> [Stored data]
———

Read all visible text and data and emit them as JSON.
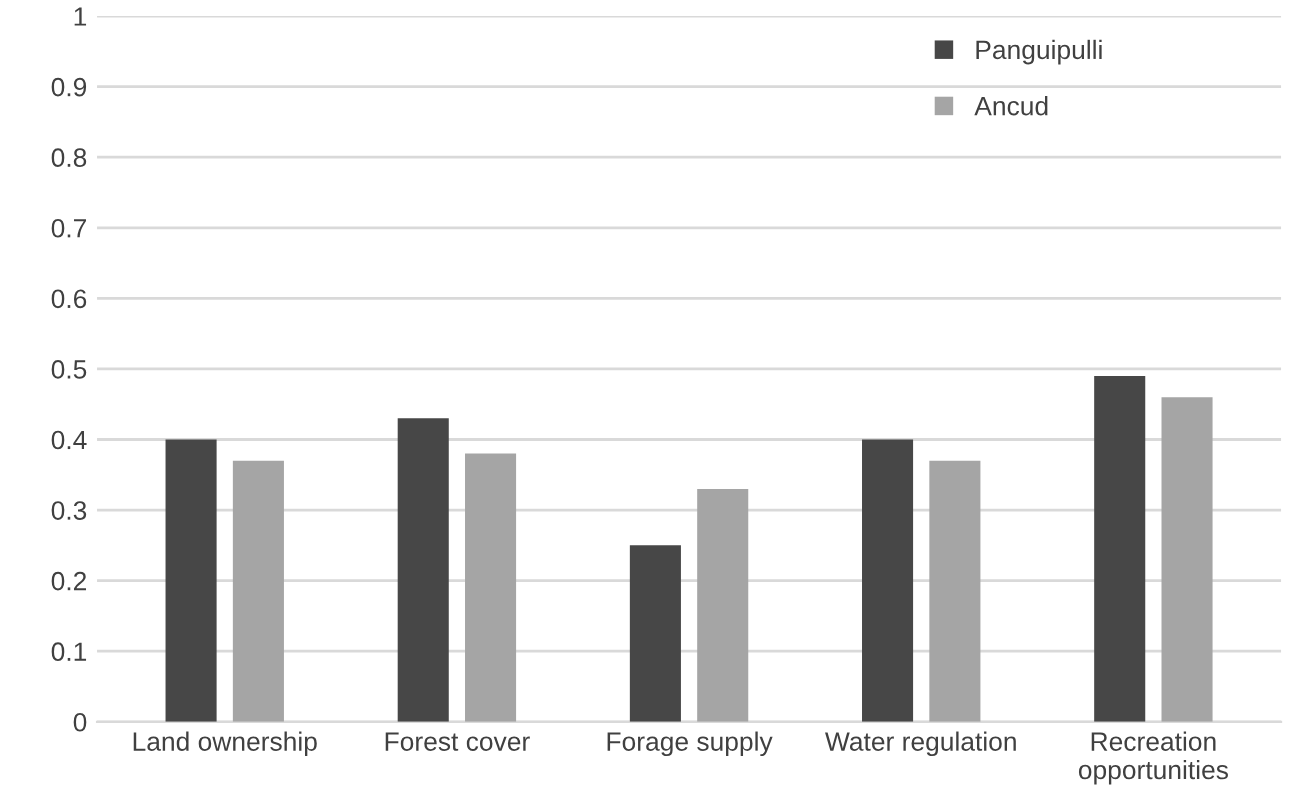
{
  "chart_data": {
    "type": "bar",
    "categories": [
      "Land ownership",
      "Forest cover",
      "Forage supply",
      "Water regulation",
      "Recreation\nopportunities"
    ],
    "series": [
      {
        "name": "Panguipulli",
        "color": "#474747",
        "values": [
          0.4,
          0.43,
          0.25,
          0.4,
          0.49
        ]
      },
      {
        "name": "Ancud",
        "color": "#a5a5a5",
        "values": [
          0.37,
          0.38,
          0.33,
          0.37,
          0.46
        ]
      }
    ],
    "ylim": [
      0,
      1
    ],
    "yticks": [
      0,
      0.1,
      0.2,
      0.3,
      0.4,
      0.5,
      0.6,
      0.7,
      0.8,
      0.9,
      1
    ],
    "grid": "y",
    "legend": "top right"
  }
}
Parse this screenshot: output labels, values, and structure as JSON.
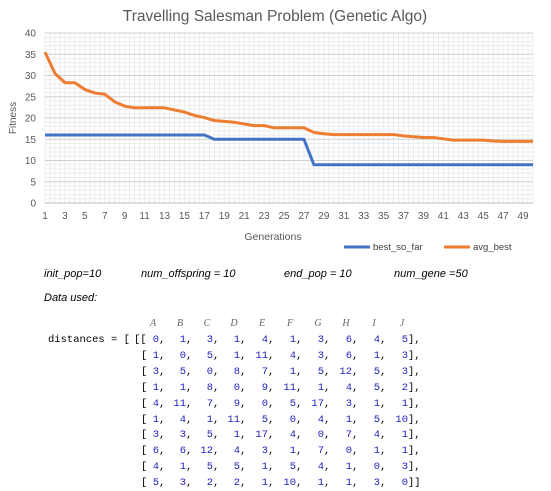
{
  "chart_data": {
    "type": "line",
    "title": "Travelling Salesman Problem (Genetic Algo)",
    "xlabel": "Generations",
    "ylabel": "Fitness",
    "ylim": [
      0,
      40
    ],
    "yticks": [
      "0",
      "5",
      "10",
      "15",
      "20",
      "25",
      "30",
      "35",
      "40"
    ],
    "x": [
      1,
      2,
      3,
      4,
      5,
      6,
      7,
      8,
      9,
      10,
      11,
      12,
      13,
      14,
      15,
      16,
      17,
      18,
      19,
      20,
      21,
      22,
      23,
      24,
      25,
      26,
      27,
      28,
      29,
      30,
      31,
      32,
      33,
      34,
      35,
      36,
      37,
      38,
      39,
      40,
      41,
      42,
      43,
      44,
      45,
      46,
      47,
      48,
      49,
      50
    ],
    "xtick_labels": [
      "1",
      "3",
      "5",
      "7",
      "9",
      "11",
      "13",
      "15",
      "17",
      "19",
      "21",
      "23",
      "25",
      "27",
      "29",
      "31",
      "33",
      "35",
      "37",
      "39",
      "41",
      "43",
      "45",
      "47",
      "49"
    ],
    "grid": true,
    "legend_position": "bottom-right",
    "series": [
      {
        "name": "best_so_far",
        "color": "#4472C4",
        "values": [
          16,
          16,
          16,
          16,
          16,
          16,
          16,
          16,
          16,
          16,
          16,
          16,
          16,
          16,
          16,
          16,
          16,
          15,
          15,
          15,
          15,
          15,
          15,
          15,
          15,
          15,
          15,
          9,
          9,
          9,
          9,
          9,
          9,
          9,
          9,
          9,
          9,
          9,
          9,
          9,
          9,
          9,
          9,
          9,
          9,
          9,
          9,
          9,
          9,
          9
        ]
      },
      {
        "name": "avg_best",
        "color": "#ED7D31",
        "values": [
          35.5,
          30.5,
          28.3,
          28.3,
          26.7,
          25.9,
          25.6,
          23.8,
          22.8,
          22.4,
          22.4,
          22.4,
          22.4,
          21.9,
          21.4,
          20.6,
          20.1,
          19.4,
          19.2,
          19.0,
          18.6,
          18.2,
          18.2,
          17.7,
          17.7,
          17.7,
          17.7,
          16.6,
          16.3,
          16.1,
          16.1,
          16.1,
          16.1,
          16.1,
          16.1,
          16.1,
          15.8,
          15.6,
          15.4,
          15.4,
          15.1,
          14.8,
          14.8,
          14.8,
          14.8,
          14.6,
          14.5,
          14.5,
          14.5,
          14.5
        ]
      }
    ]
  },
  "params": {
    "init_pop": "init_pop=10",
    "num_offspring": "num_offspring = 10",
    "end_pop": "end_pop = 10",
    "num_gene": "num_gene =50"
  },
  "data_used_label": "Data used:",
  "matrix": {
    "variable": "distances = [",
    "columns": [
      "A",
      "B",
      "C",
      "D",
      "E",
      "F",
      "G",
      "H",
      "I",
      "J"
    ],
    "rows": [
      [
        0,
        1,
        3,
        1,
        4,
        1,
        3,
        6,
        4,
        5
      ],
      [
        1,
        0,
        5,
        1,
        11,
        4,
        3,
        6,
        1,
        3
      ],
      [
        3,
        5,
        0,
        8,
        7,
        1,
        5,
        12,
        5,
        3
      ],
      [
        1,
        1,
        8,
        0,
        9,
        11,
        1,
        4,
        5,
        2
      ],
      [
        4,
        11,
        7,
        9,
        0,
        5,
        17,
        3,
        1,
        1
      ],
      [
        1,
        4,
        1,
        11,
        5,
        0,
        4,
        1,
        5,
        10
      ],
      [
        3,
        3,
        5,
        1,
        17,
        4,
        0,
        7,
        4,
        1
      ],
      [
        6,
        6,
        12,
        4,
        3,
        1,
        7,
        0,
        1,
        1
      ],
      [
        4,
        1,
        5,
        5,
        1,
        5,
        4,
        1,
        0,
        3
      ],
      [
        5,
        3,
        2,
        2,
        1,
        10,
        1,
        1,
        3,
        0
      ]
    ]
  }
}
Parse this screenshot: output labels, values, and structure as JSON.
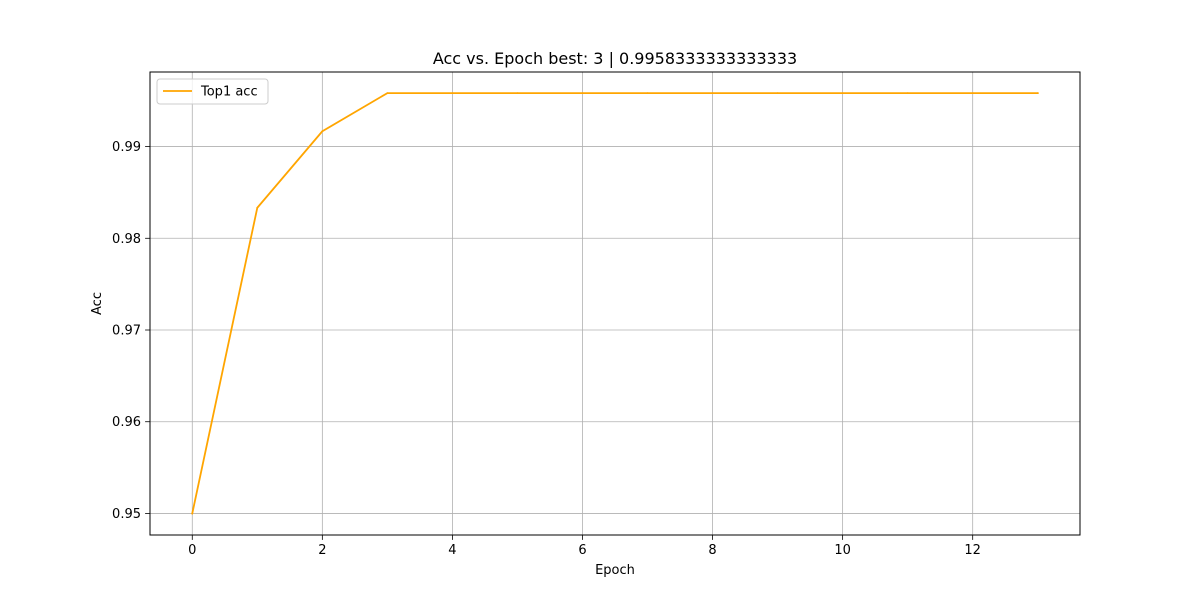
{
  "chart_data": {
    "type": "line",
    "title": "Acc vs. Epoch best: 3 | 0.9958333333333333",
    "xlabel": "Epoch",
    "ylabel": "Acc",
    "xlim": [
      -0.65,
      13.65
    ],
    "ylim": [
      0.94765,
      0.99813
    ],
    "xticks": [
      0,
      2,
      4,
      6,
      8,
      10,
      12
    ],
    "xtick_labels": [
      "0",
      "2",
      "4",
      "6",
      "8",
      "10",
      "12"
    ],
    "yticks": [
      0.95,
      0.96,
      0.97,
      0.98,
      0.99
    ],
    "ytick_labels": [
      "0.95",
      "0.96",
      "0.97",
      "0.98",
      "0.99"
    ],
    "grid": true,
    "legend_position": "top-left",
    "series": [
      {
        "name": "Top1 acc",
        "color": "#ffa500",
        "x": [
          0,
          1,
          2,
          3,
          4,
          5,
          6,
          7,
          8,
          9,
          10,
          11,
          12,
          13
        ],
        "y": [
          0.95,
          0.98333,
          0.99167,
          0.99583,
          0.99583,
          0.99583,
          0.99583,
          0.99583,
          0.99583,
          0.99583,
          0.99583,
          0.99583,
          0.99583,
          0.99583
        ]
      }
    ]
  }
}
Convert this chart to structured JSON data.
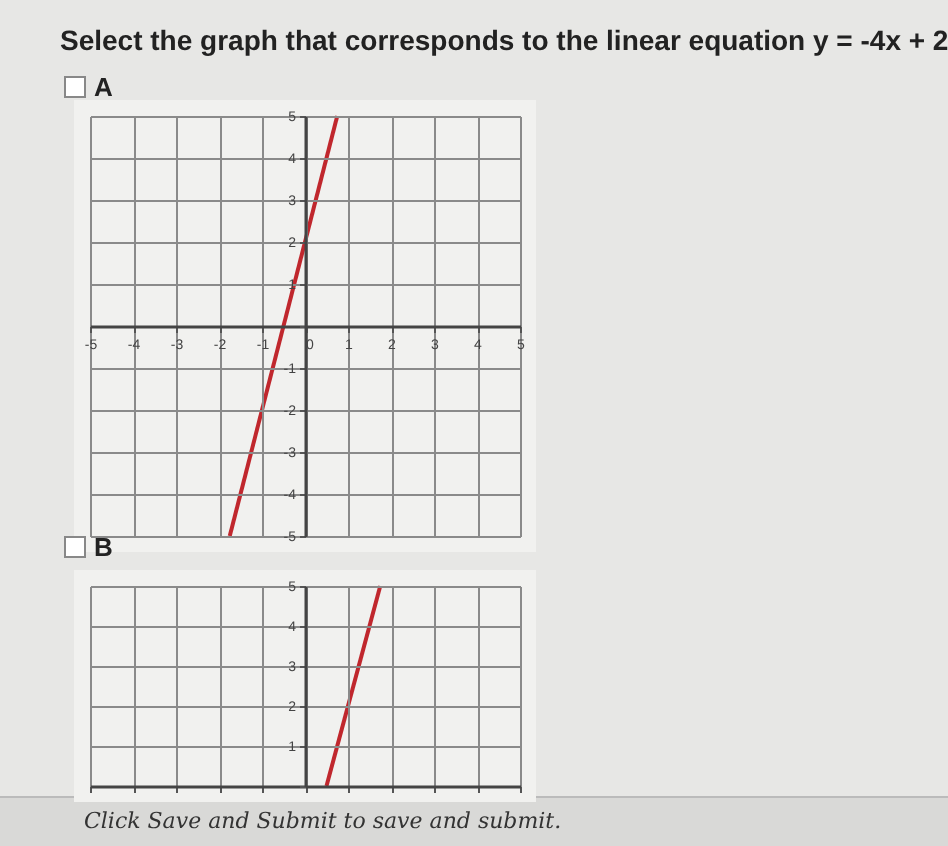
{
  "chart_data": [
    {
      "type": "line",
      "title": "Select the graph that corresponds to the linear equation y = -4x + 2",
      "subtitle": "A",
      "xlim": [
        -5,
        5
      ],
      "ylim": [
        -5,
        5
      ],
      "xticks": [
        -5,
        -4,
        -3,
        -2,
        -1,
        0,
        1,
        2,
        3,
        4,
        5
      ],
      "yticks": [
        -5,
        -4,
        -3,
        -2,
        -1,
        {
          "value": 0,
          "label": null
        },
        1,
        2,
        3,
        4,
        5
      ],
      "grid": true,
      "marker": "none",
      "line_style": "solid",
      "series": [
        {
          "color": "#c0272d",
          "x": [
            -1.75,
            0.75
          ],
          "values": [
            -5,
            5
          ]
        }
      ]
    },
    {
      "type": "line",
      "subtitle": "B",
      "xlim": [
        -5,
        5
      ],
      "ylim": [
        0,
        5
      ],
      "xticks": [
        -5,
        -4,
        -3,
        -2,
        -1,
        0,
        1,
        2,
        3,
        4,
        5
      ],
      "yticks": [
        {
          "value": 0,
          "label": null
        },
        1,
        2,
        3,
        4,
        5
      ],
      "tick_labels": "y",
      "grid": true,
      "marker": "none",
      "line_style": "solid",
      "annotations": [
        "Click Save and Submit to save and submit."
      ],
      "series": [
        {
          "color": "#c0272d",
          "x": [
            0.5,
            1.75
          ],
          "values": [
            0,
            5
          ]
        }
      ]
    }
  ]
}
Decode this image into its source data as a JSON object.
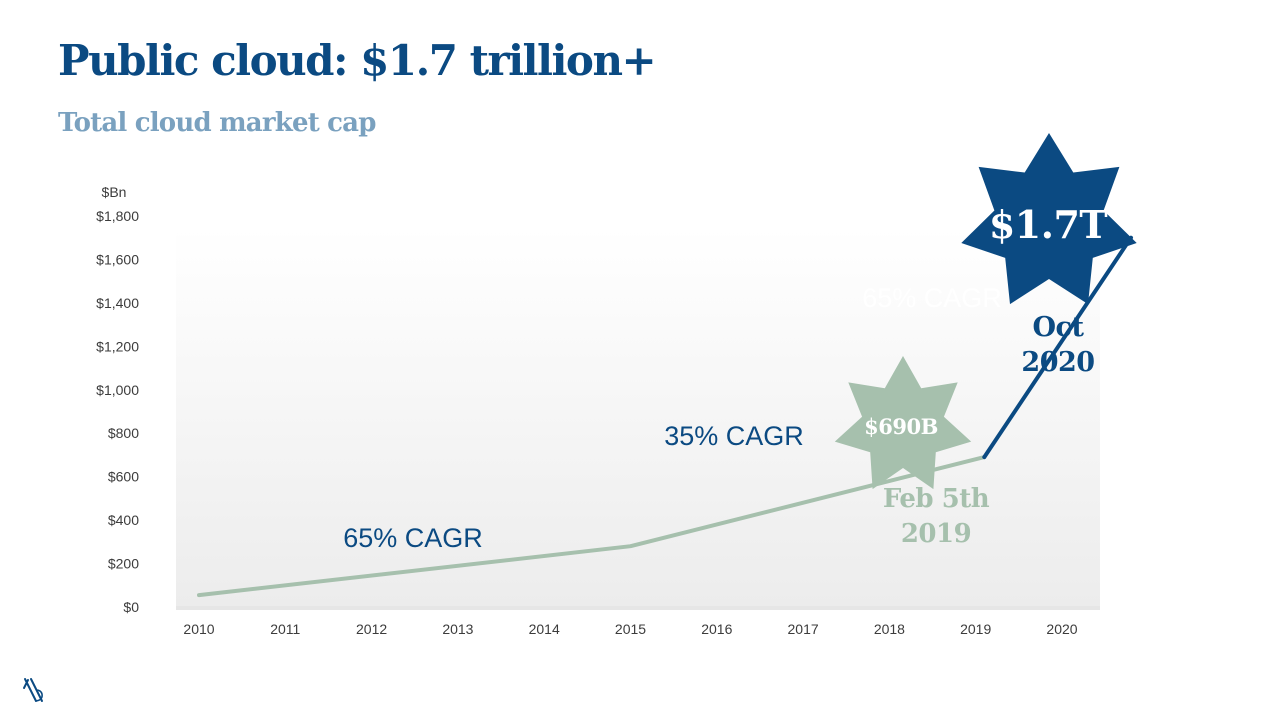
{
  "title": "Public cloud: $1.7 trillion+",
  "subtitle": "Total cloud market cap",
  "colors": {
    "title": "#0b4a82",
    "subtitle": "#7aa1bf",
    "navy": "#0b4a82",
    "sage": "#a6c0ad",
    "axis_text": "#3c3c3c"
  },
  "chart_data": {
    "type": "line",
    "ylabel": "$Bn",
    "categories": [
      "2010",
      "2011",
      "2012",
      "2013",
      "2014",
      "2015",
      "2016",
      "2017",
      "2018",
      "2019",
      "2020"
    ],
    "ylim": [
      0,
      1800
    ],
    "yticks": [
      "$0",
      "$200",
      "$400",
      "$600",
      "$800",
      "$1,000",
      "$1,200",
      "$1,400",
      "$1,600",
      "$1,800"
    ],
    "series": [
      {
        "segment": "2010–Feb 2019",
        "points": [
          [
            2010,
            55
          ],
          [
            2015,
            280
          ],
          [
            2019.1,
            690
          ]
        ],
        "color": "#a6c0ad"
      },
      {
        "segment": "Feb 2019–Oct 2020",
        "points": [
          [
            2019.1,
            690
          ],
          [
            2020.8,
            1700
          ]
        ],
        "color": "#0b4a82"
      }
    ],
    "annotations": [
      {
        "text": "65% CAGR",
        "color": "#0b4a82"
      },
      {
        "text": "35% CAGR",
        "color": "#0b4a82"
      },
      {
        "text": "65% CAGR",
        "color": "#ffffff"
      }
    ],
    "callouts": [
      {
        "value_label": "$690B",
        "date_line1": "Feb 5th",
        "date_line2": "2019",
        "star_color": "#a6c0ad",
        "text_color": "#a6c0ad"
      },
      {
        "value_label": "$1.7T",
        "date_line1": "Oct",
        "date_line2": "2020",
        "star_color": "#0b4a82",
        "text_color": "#0b4a82"
      }
    ],
    "grid": false,
    "legend": "none"
  }
}
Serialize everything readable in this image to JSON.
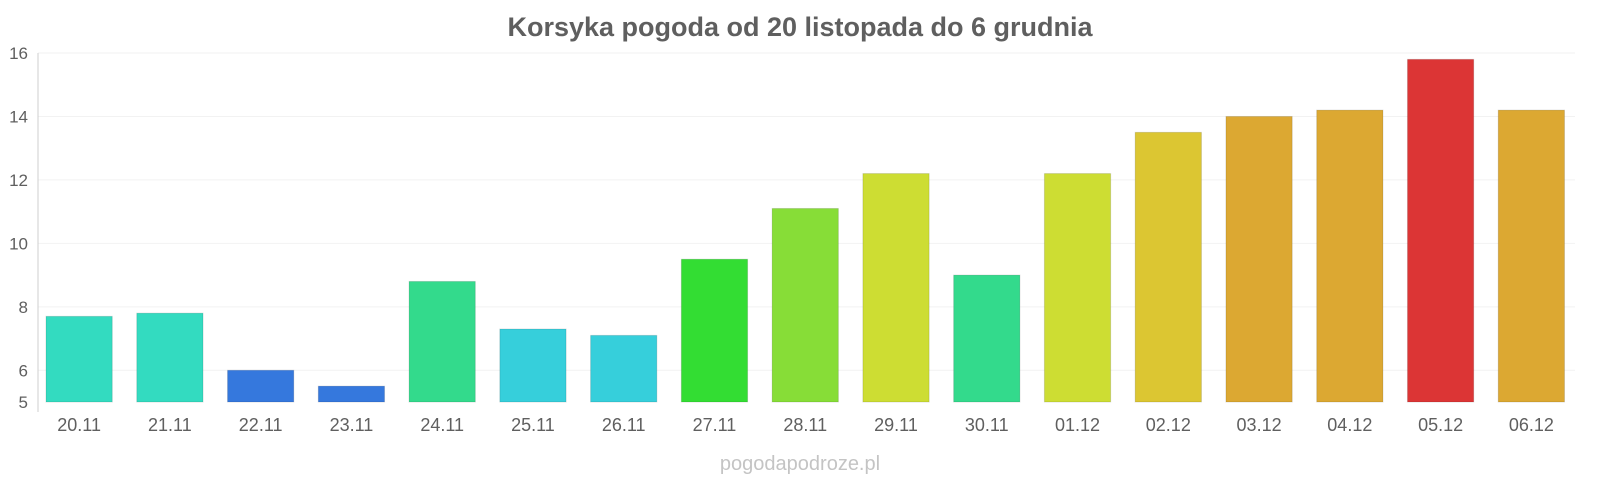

———

> [Short task] Wherever "cloud" shows up in a line, copy that line.

> [Worked solution]
  "title": "Public cloud: $1.7 trillion+",
  "subtitle": "Total cloud market cap",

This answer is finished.